Find every line in the records below that holds the word "Energy" and copy it.

---------- Rows

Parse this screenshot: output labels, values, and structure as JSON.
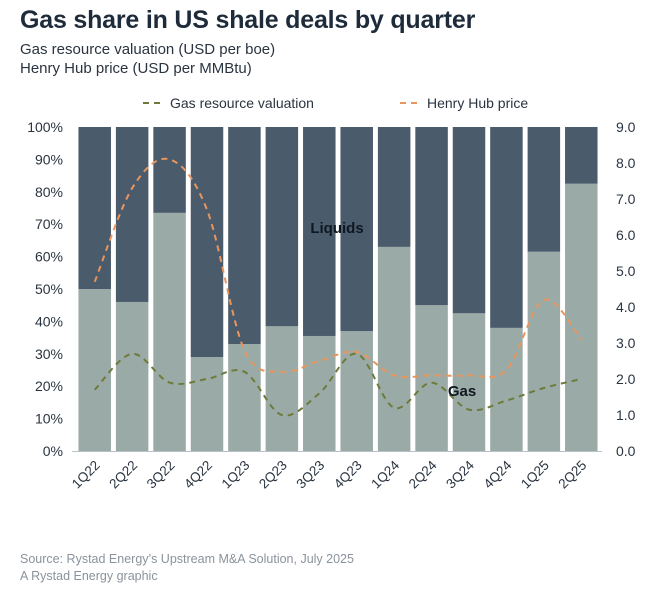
{
  "title": "Gas share in US shale deals by quarter",
  "subtitle_1": "Gas resource valuation (USD per boe)",
  "subtitle_2": "Henry Hub price (USD per MMBtu)",
  "source_1": "Source: Rystad Energy’s Upstream M&A Solution, July 2025",
  "source_2": "A Rystad Energy graphic",
  "colors": {
    "liquids": "#4a5b6c",
    "gas": "#9aaba7",
    "valuation_line": "#6e7a3a",
    "henry_hub_line": "#e8955e"
  },
  "chart_data": {
    "type": "bar",
    "stacked": true,
    "categories": [
      "1Q22",
      "2Q22",
      "3Q22",
      "4Q22",
      "1Q23",
      "2Q23",
      "3Q23",
      "4Q23",
      "1Q24",
      "2Q24",
      "3Q24",
      "4Q24",
      "1Q25",
      "2Q25"
    ],
    "series": [
      {
        "name": "Gas",
        "values": [
          50,
          46,
          73.5,
          29,
          33,
          38.5,
          35.5,
          37,
          63,
          45,
          42.5,
          38,
          61.5,
          82.5
        ]
      },
      {
        "name": "Liquids",
        "values": [
          50,
          54,
          26.5,
          71,
          67,
          61.5,
          64.5,
          63,
          37,
          55,
          57.5,
          62,
          38.5,
          17.5
        ]
      }
    ],
    "lines": [
      {
        "name": "Gas resource valuation",
        "axis": "right",
        "style": "dashed",
        "values": [
          1.7,
          2.7,
          1.9,
          2.0,
          2.2,
          1.0,
          1.6,
          2.7,
          1.2,
          1.9,
          1.15,
          1.4,
          1.75,
          2.0
        ]
      },
      {
        "name": "Henry Hub price",
        "axis": "right",
        "style": "dashed",
        "values": [
          4.7,
          7.3,
          8.1,
          6.7,
          2.8,
          2.2,
          2.5,
          2.75,
          2.1,
          2.1,
          2.1,
          2.25,
          4.2,
          3.1
        ]
      }
    ],
    "annotations": {
      "liquids": "Liquids",
      "gas": "Gas"
    },
    "y_left": {
      "min": 0,
      "max": 100,
      "step": 10,
      "format": "percent"
    },
    "y_right": {
      "min": 0,
      "max": 9,
      "step": 1,
      "format": "decimal1"
    },
    "legend_position": "top",
    "grid": false
  }
}
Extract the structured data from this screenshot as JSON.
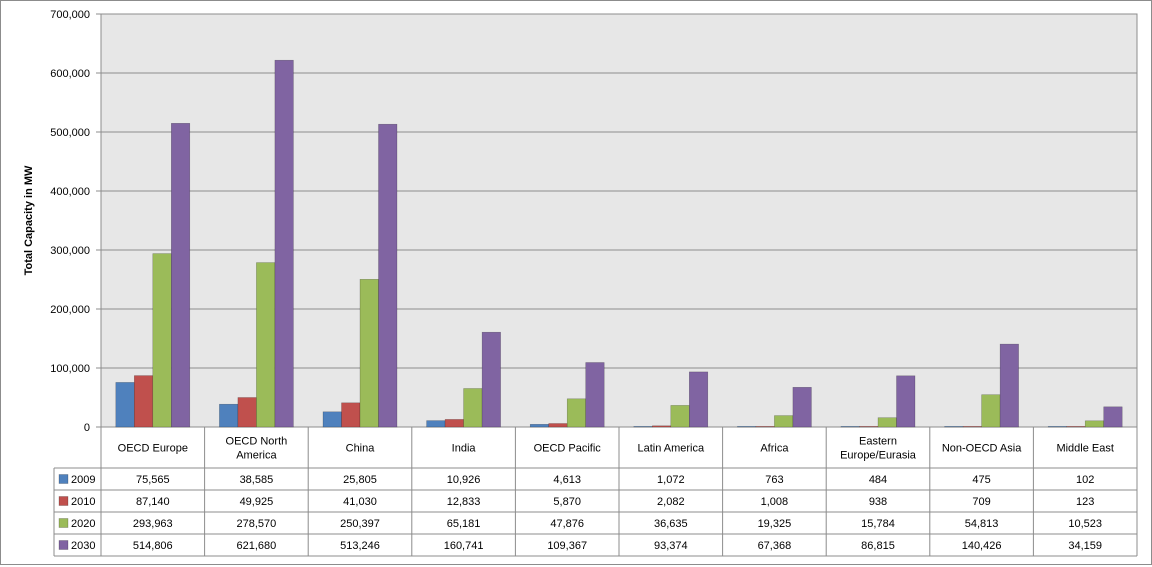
{
  "chart_data": {
    "type": "bar",
    "ylabel": "Total Capacity in MW",
    "ylim": [
      0,
      700000
    ],
    "yticks": [
      "0",
      "100,000",
      "200,000",
      "300,000",
      "400,000",
      "500,000",
      "600,000",
      "700,000"
    ],
    "grid": true,
    "legend": "data-table",
    "categories": [
      [
        "OECD Europe"
      ],
      [
        "OECD North",
        "America"
      ],
      [
        "China"
      ],
      [
        "India"
      ],
      [
        "OECD Pacific"
      ],
      [
        "Latin America"
      ],
      [
        "Africa"
      ],
      [
        "Eastern",
        "Europe/Eurasia"
      ],
      [
        "Non-OECD Asia"
      ],
      [
        "Middle East"
      ]
    ],
    "series": [
      {
        "name": "2009",
        "color": "#4f81bd",
        "values": [
          75565,
          38585,
          25805,
          10926,
          4613,
          1072,
          763,
          484,
          475,
          102
        ],
        "labels": [
          "75,565",
          "38,585",
          "25,805",
          "10,926",
          "4,613",
          "1,072",
          "763",
          "484",
          "475",
          "102"
        ]
      },
      {
        "name": "2010",
        "color": "#c0504d",
        "values": [
          87140,
          49925,
          41030,
          12833,
          5870,
          2082,
          1008,
          938,
          709,
          123
        ],
        "labels": [
          "87,140",
          "49,925",
          "41,030",
          "12,833",
          "5,870",
          "2,082",
          "1,008",
          "938",
          "709",
          "123"
        ]
      },
      {
        "name": "2020",
        "color": "#9bbb59",
        "values": [
          293963,
          278570,
          250397,
          65181,
          47876,
          36635,
          19325,
          15784,
          54813,
          10523
        ],
        "labels": [
          "293,963",
          "278,570",
          "250,397",
          "65,181",
          "47,876",
          "36,635",
          "19,325",
          "15,784",
          "54,813",
          "10,523"
        ]
      },
      {
        "name": "2030",
        "color": "#8064a2",
        "values": [
          514806,
          621680,
          513246,
          160741,
          109367,
          93374,
          67368,
          86815,
          140426,
          34159
        ],
        "labels": [
          "514,806",
          "621,680",
          "513,246",
          "160,741",
          "109,367",
          "93,374",
          "67,368",
          "86,815",
          "140,426",
          "34,159"
        ]
      }
    ]
  }
}
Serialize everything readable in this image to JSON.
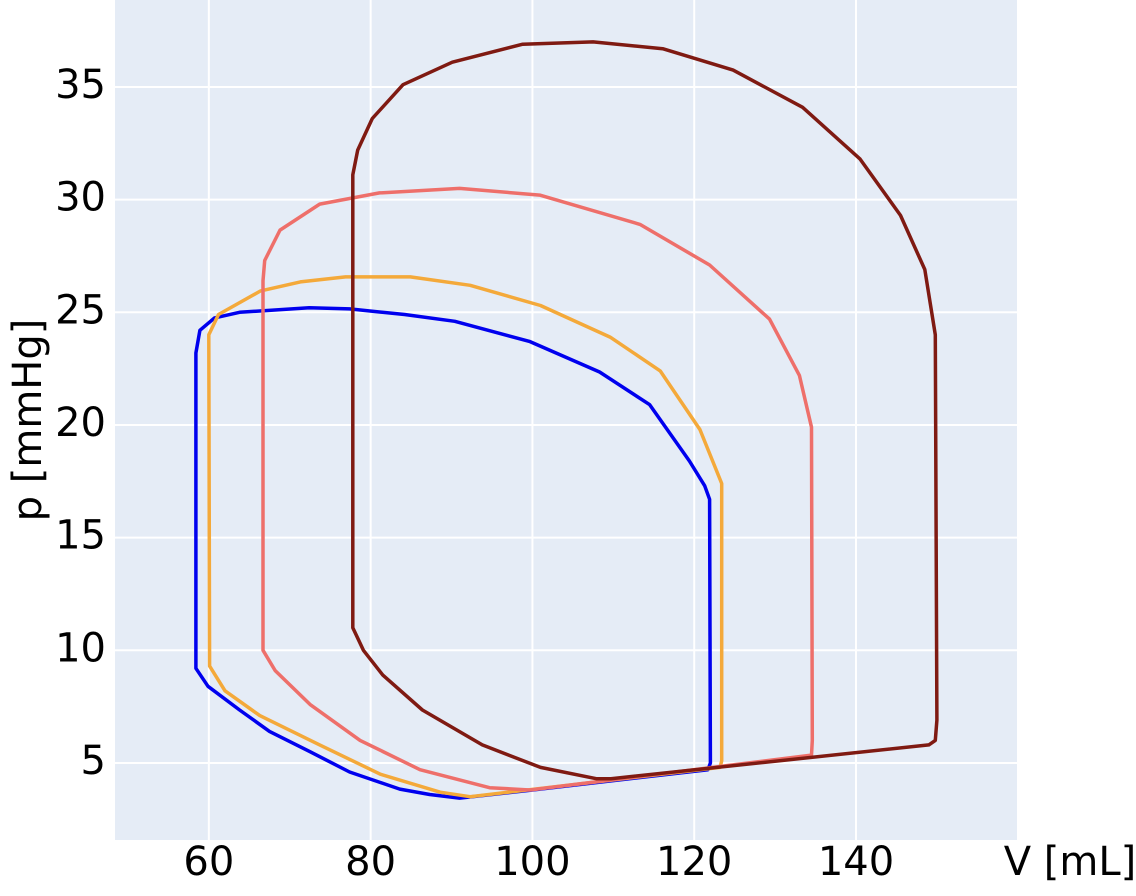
{
  "chart_data": {
    "type": "line",
    "x_label": "V [mL]",
    "y_label": "p [mmHg]",
    "xlim": [
      48.4,
      159.9
    ],
    "ylim": [
      1.58,
      38.86
    ],
    "xticks": [
      60,
      80,
      100,
      120,
      140
    ],
    "yticks": [
      5,
      10,
      15,
      20,
      25,
      30,
      35
    ],
    "grid": true,
    "background": "#e5ecf6",
    "series": [
      {
        "color": "#0000ee",
        "x": [
          58.4,
          58.4,
          58.9,
          60.7,
          63.8,
          72.4,
          77.4,
          84.2,
          90.4,
          99.7,
          108.3,
          114.5,
          119.4,
          121.3,
          121.9,
          122.0,
          121.7,
          100.0,
          91.0,
          87.3,
          83.6,
          77.4,
          72.5,
          67.5,
          63.8,
          59.9
        ],
        "values": [
          9.2,
          23.2,
          24.2,
          24.75,
          25.0,
          25.2,
          25.15,
          24.9,
          24.6,
          23.7,
          22.35,
          20.9,
          18.4,
          17.3,
          16.7,
          5.0,
          4.7,
          3.8,
          3.44,
          3.6,
          3.84,
          4.6,
          5.5,
          6.4,
          7.35,
          8.4
        ]
      },
      {
        "color": "#f4a93a",
        "x": [
          60.1,
          60.0,
          61.2,
          66.4,
          71.3,
          76.9,
          84.9,
          92.3,
          101.0,
          109.6,
          115.8,
          120.7,
          123.4,
          123.4,
          123.2,
          92.3,
          88.6,
          81.2,
          73.7,
          66.3,
          62.0
        ],
        "values": [
          9.3,
          24.0,
          24.9,
          25.95,
          26.35,
          26.57,
          26.57,
          26.2,
          25.3,
          23.9,
          22.4,
          19.8,
          17.4,
          5.1,
          4.8,
          3.5,
          3.7,
          4.5,
          5.8,
          7.1,
          8.2
        ]
      },
      {
        "color": "#ee6f6a",
        "x": [
          66.7,
          66.7,
          66.9,
          68.8,
          73.7,
          81.1,
          91.0,
          100.9,
          113.3,
          121.9,
          129.3,
          133.0,
          134.5,
          134.6,
          134.5,
          99.7,
          94.7,
          86.1,
          78.7,
          72.5,
          68.2
        ],
        "values": [
          10.0,
          26.4,
          27.3,
          28.65,
          29.8,
          30.3,
          30.5,
          30.2,
          28.9,
          27.1,
          24.7,
          22.2,
          19.9,
          6.0,
          5.35,
          3.8,
          3.9,
          4.7,
          6.0,
          7.6,
          9.1
        ]
      },
      {
        "color": "#7f1a12",
        "x": [
          77.8,
          77.8,
          78.4,
          80.2,
          84.0,
          90.1,
          98.8,
          107.5,
          116.1,
          124.8,
          133.4,
          140.5,
          145.5,
          148.5,
          149.8,
          150.0,
          149.8,
          149.0,
          109.7,
          107.9,
          101.0,
          93.8,
          86.4,
          81.5,
          79.1
        ],
        "values": [
          11.0,
          31.1,
          32.2,
          33.6,
          35.1,
          36.1,
          36.9,
          37.0,
          36.7,
          35.75,
          34.1,
          31.8,
          29.3,
          26.9,
          24.0,
          6.9,
          6.0,
          5.8,
          4.3,
          4.3,
          4.8,
          5.8,
          7.35,
          8.9,
          10.0
        ]
      }
    ]
  }
}
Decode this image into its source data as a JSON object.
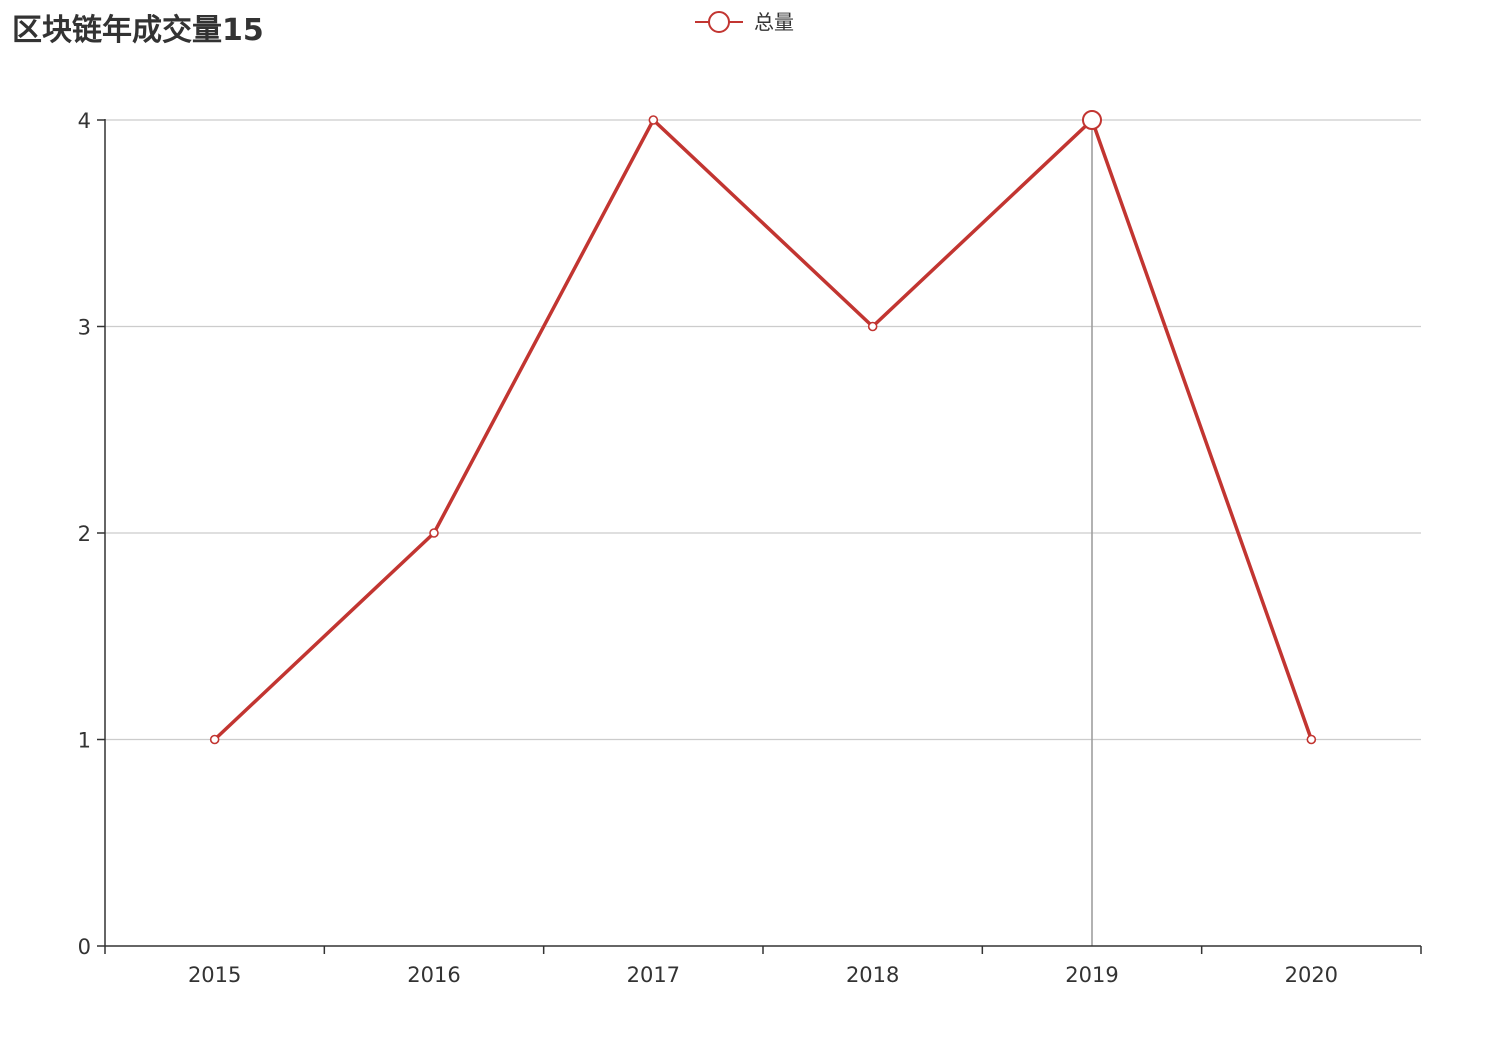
{
  "chart_data": {
    "type": "line",
    "title": "区块链年成交量15",
    "categories": [
      "2015",
      "2016",
      "2017",
      "2018",
      "2019",
      "2020"
    ],
    "series": [
      {
        "name": "总量",
        "values": [
          1,
          2,
          4,
          3,
          4,
          1
        ]
      }
    ],
    "xlabel": "",
    "ylabel": "",
    "ylim": [
      0,
      4
    ],
    "yticks": [
      0,
      1,
      2,
      3,
      4
    ],
    "grid": true,
    "legend_position": "top-center",
    "highlighted_category": "2019",
    "colors": {
      "series": "#c23531",
      "axis": "#333333",
      "grid": "#cccccc",
      "pointer": "#999999",
      "text": "#333333"
    }
  }
}
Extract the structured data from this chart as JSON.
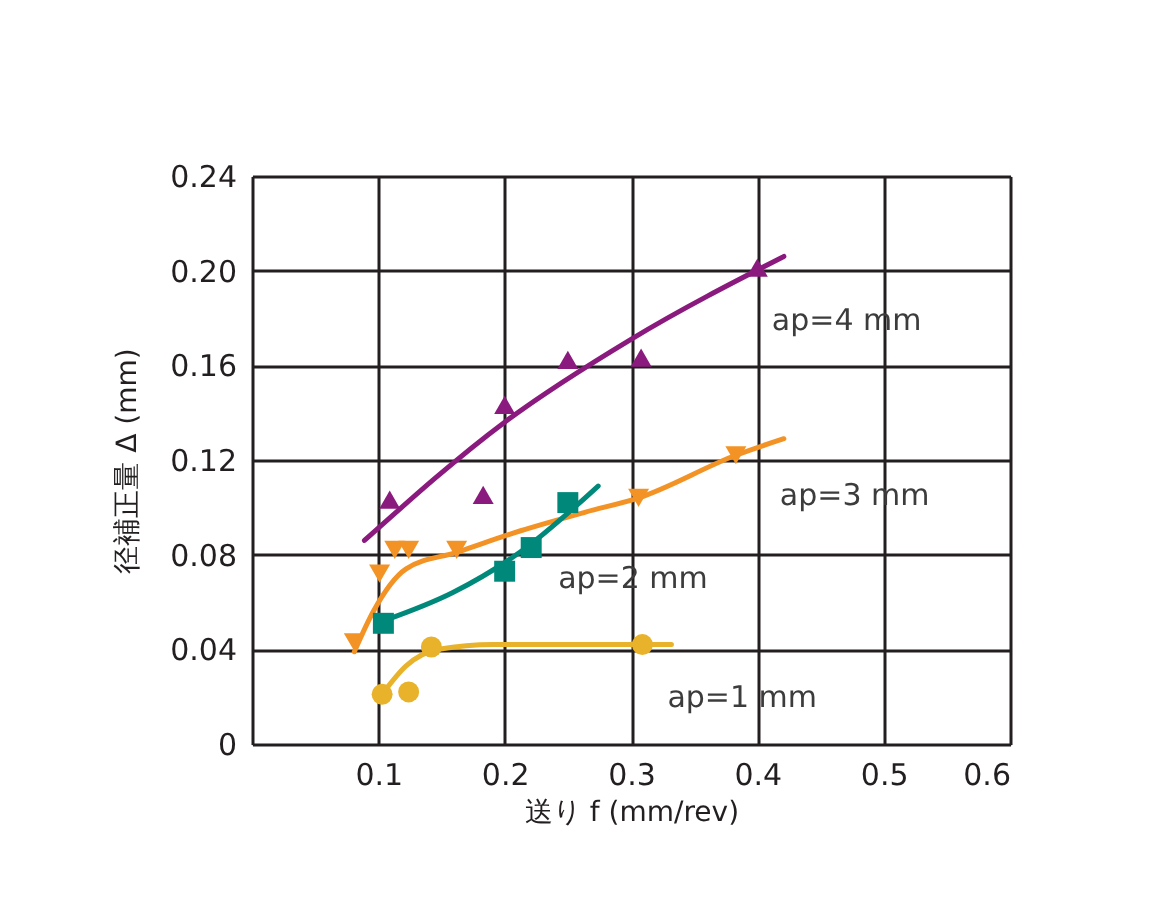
{
  "chart_data": {
    "type": "scatter",
    "xlabel": "送り f (mm/rev)",
    "ylabel": "径補正量 Δ (mm)",
    "xlim": [
      0,
      0.6
    ],
    "xticks": [
      {
        "value": 0,
        "label": null
      },
      0.1,
      0.2,
      0.3,
      0.4,
      0.5,
      0.6
    ],
    "ylim": [
      0,
      0.24
    ],
    "yticks": [
      0,
      0.04,
      0.08,
      0.12,
      0.16,
      {
        "value": 0.2,
        "label": "0.20"
      },
      0.24
    ],
    "grid": true,
    "legend": false,
    "series": [
      {
        "marker": "triangle",
        "color": "#8b1a7e",
        "x": [
          0.109,
          0.183,
          0.2,
          0.25,
          0.308,
          0.4
        ],
        "values": [
          0.102,
          0.104,
          0.142,
          0.161,
          0.162,
          0.2
        ]
      },
      {
        "type": "line",
        "name": "ap=4 mm",
        "color": "#8b1a7e",
        "x": [
          0.089,
          0.2,
          0.3,
          0.421
        ],
        "values": [
          0.086,
          0.136,
          0.171,
          0.206
        ]
      },
      {
        "marker": "triangle-down",
        "color": "#f39325",
        "x": [
          0.081,
          0.101,
          0.113,
          0.124,
          0.162,
          0.306,
          0.383
        ],
        "values": [
          0.043,
          0.072,
          0.082,
          0.082,
          0.082,
          0.104,
          0.122
        ]
      },
      {
        "type": "line",
        "name": "ap=3 mm",
        "color": "#f39325",
        "x": [
          0.081,
          0.096,
          0.122,
          0.162,
          0.212,
          0.264,
          0.306,
          0.383,
          0.421
        ],
        "values": [
          0.039,
          0.056,
          0.074,
          0.081,
          0.09,
          0.098,
          0.104,
          0.122,
          0.129
        ]
      },
      {
        "marker": "square",
        "color": "#00897b",
        "x": [
          0.104,
          0.2,
          0.221,
          0.25
        ],
        "values": [
          0.051,
          0.073,
          0.083,
          0.102
        ]
      },
      {
        "type": "line",
        "name": "ap=2 mm",
        "color": "#00897b",
        "x": [
          0.104,
          0.159,
          0.212,
          0.274
        ],
        "values": [
          0.052,
          0.064,
          0.081,
          0.109
        ]
      },
      {
        "marker": "circle",
        "color": "#e8b22a",
        "x": [
          0.103,
          0.124,
          0.142,
          0.309
        ],
        "values": [
          0.021,
          0.022,
          0.041,
          0.042
        ]
      },
      {
        "type": "line",
        "name": "ap=1 mm",
        "color": "#e8b22a",
        "x": [
          0.103,
          0.122,
          0.148,
          0.191,
          0.332
        ],
        "values": [
          0.021,
          0.033,
          0.04,
          0.042,
          0.042
        ]
      }
    ]
  }
}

--------------------

*Solution for this task*.
  "source_1": "Source: Rystad Energy’s Upstream M&A Solution, July 2025",
  "source_2": "A Rystad Energy graphic",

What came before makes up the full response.